YOUR INSTRUCTIONS:
Pictures aside, repeat every entry exactly.

━━━ SUPPLIED RECORDS

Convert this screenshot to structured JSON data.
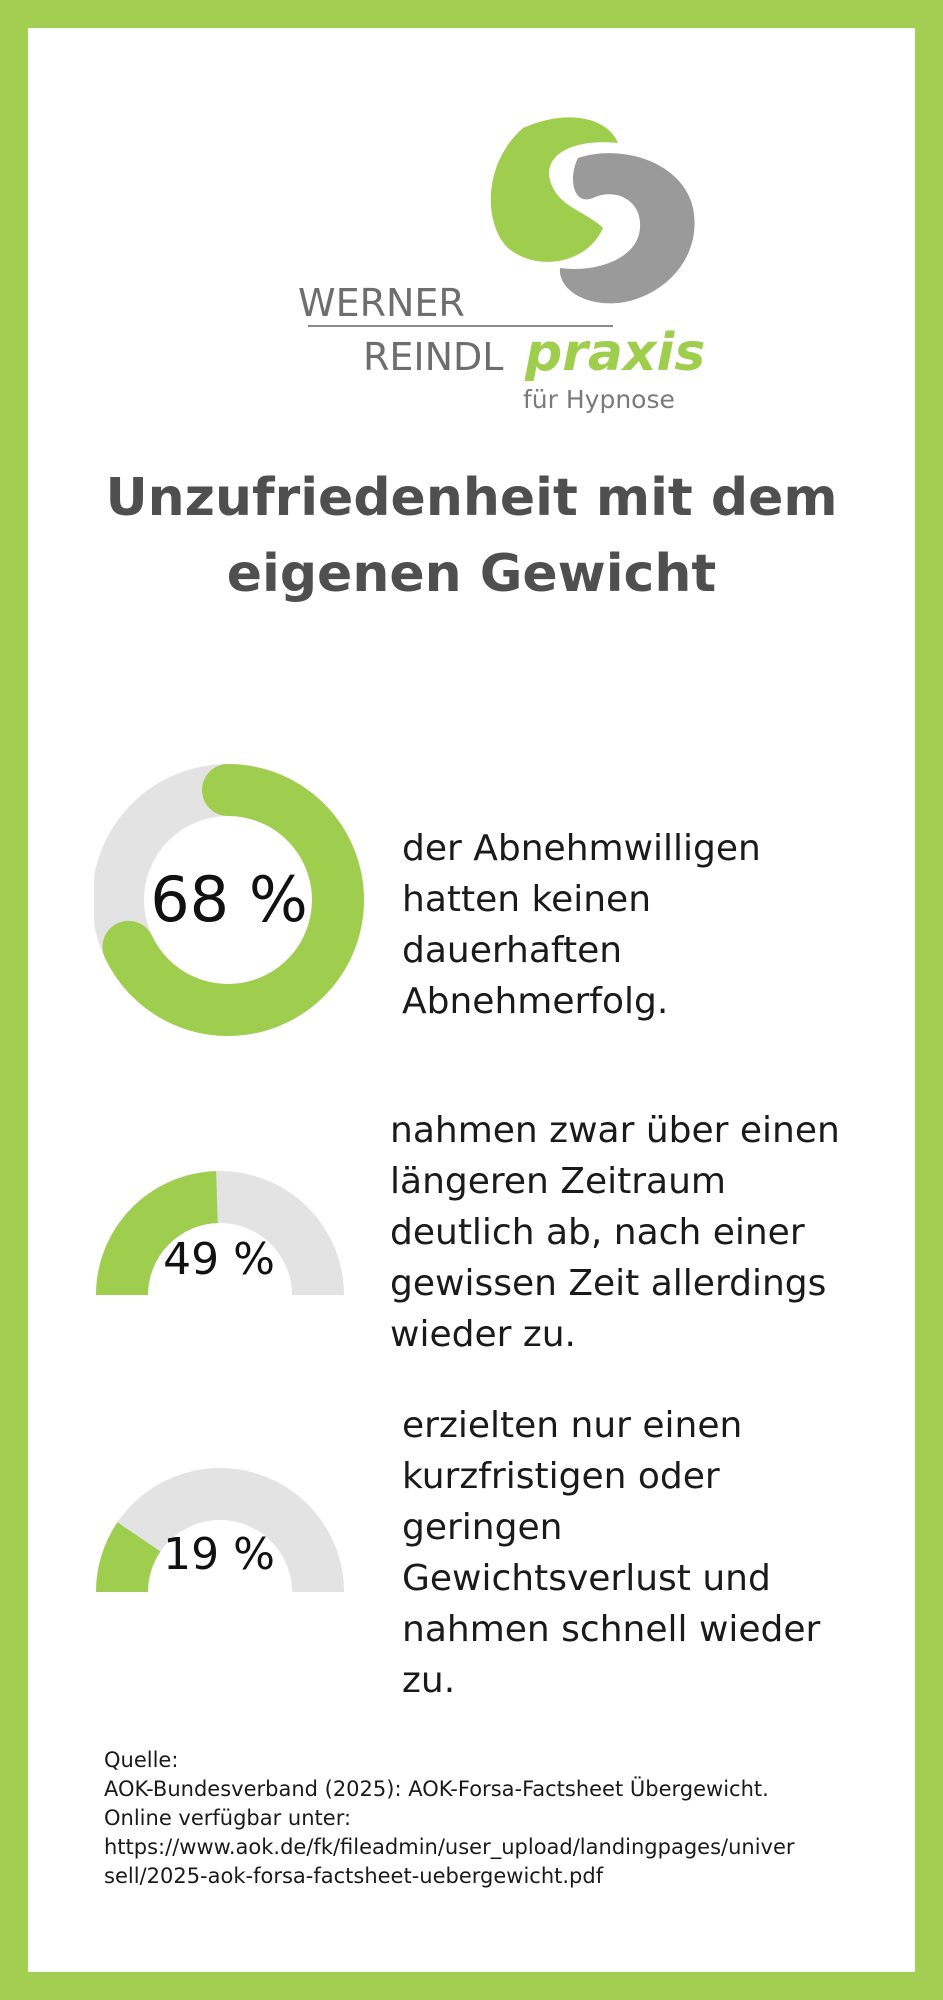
{
  "colors": {
    "border": "#a2cf52",
    "accent": "#9fce4f",
    "track": "#e3e3e3",
    "title": "#4f4f4f",
    "logo_gray": "#8a8a8a"
  },
  "logo": {
    "line1": "WERNER",
    "line2": "REINDL",
    "brand": "praxis",
    "tagline": "für Hypnose"
  },
  "title": {
    "line1": "Unzufriedenheit mit dem",
    "line2": "eigenen Gewicht"
  },
  "stats": [
    {
      "value": 68,
      "label": "68 %",
      "text": [
        "der Abnehmwilligen",
        "hatten keinen",
        "dauerhaften",
        "Abnehmerfolg."
      ]
    },
    {
      "value": 49,
      "label": "49 %",
      "text": [
        "nahmen zwar über einen",
        "längeren Zeitraum",
        "deutlich ab, nach einer",
        "gewissen Zeit allerdings",
        "wieder zu."
      ]
    },
    {
      "value": 19,
      "label": "19 %",
      "text": [
        "erzielten nur einen",
        "kurzfristigen oder",
        "geringen",
        "Gewichtsverlust und",
        "nahmen schnell wieder",
        "zu."
      ]
    }
  ],
  "source": {
    "heading": "Quelle:",
    "line1": "AOK-Bundesverband (2025): AOK-Forsa-Factsheet Übergewicht.",
    "line2": "Online verfügbar unter:",
    "line3": "https://www.aok.de/fk/fileadmin/user_upload/landingpages/univer",
    "line4": "sell/2025-aok-forsa-factsheet-uebergewicht.pdf"
  }
}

━━━━━━

WRITTEN SOLUTION:
Convert this screenshot to structured JSON data.
{
  "colors": {
    "border": "#a2cf52",
    "accent": "#9fce4f",
    "track": "#e3e3e3",
    "title": "#4f4f4f",
    "logo_gray": "#8a8a8a"
  },
  "logo": {
    "line1": "WERNER",
    "line2": "REINDL",
    "brand": "praxis",
    "tagline": "für Hypnose"
  },
  "title": {
    "line1": "Unzufriedenheit mit dem",
    "line2": "eigenen Gewicht"
  },
  "stats": [
    {
      "value": 68,
      "label": "68 %",
      "text": [
        "der Abnehmwilligen",
        "hatten keinen",
        "dauerhaften",
        "Abnehmerfolg."
      ]
    },
    {
      "value": 49,
      "label": "49 %",
      "text": [
        "nahmen zwar über einen",
        "längeren Zeitraum",
        "deutlich ab, nach einer",
        "gewissen Zeit allerdings",
        "wieder zu."
      ]
    },
    {
      "value": 19,
      "label": "19 %",
      "text": [
        "erzielten nur einen",
        "kurzfristigen oder",
        "geringen",
        "Gewichtsverlust und",
        "nahmen schnell wieder",
        "zu."
      ]
    }
  ],
  "source": {
    "heading": "Quelle:",
    "line1": "AOK-Bundesverband (2025): AOK-Forsa-Factsheet Übergewicht.",
    "line2": "Online verfügbar unter:",
    "line3": "https://www.aok.de/fk/fileadmin/user_upload/landingpages/univer",
    "line4": "sell/2025-aok-forsa-factsheet-uebergewicht.pdf"
  }
}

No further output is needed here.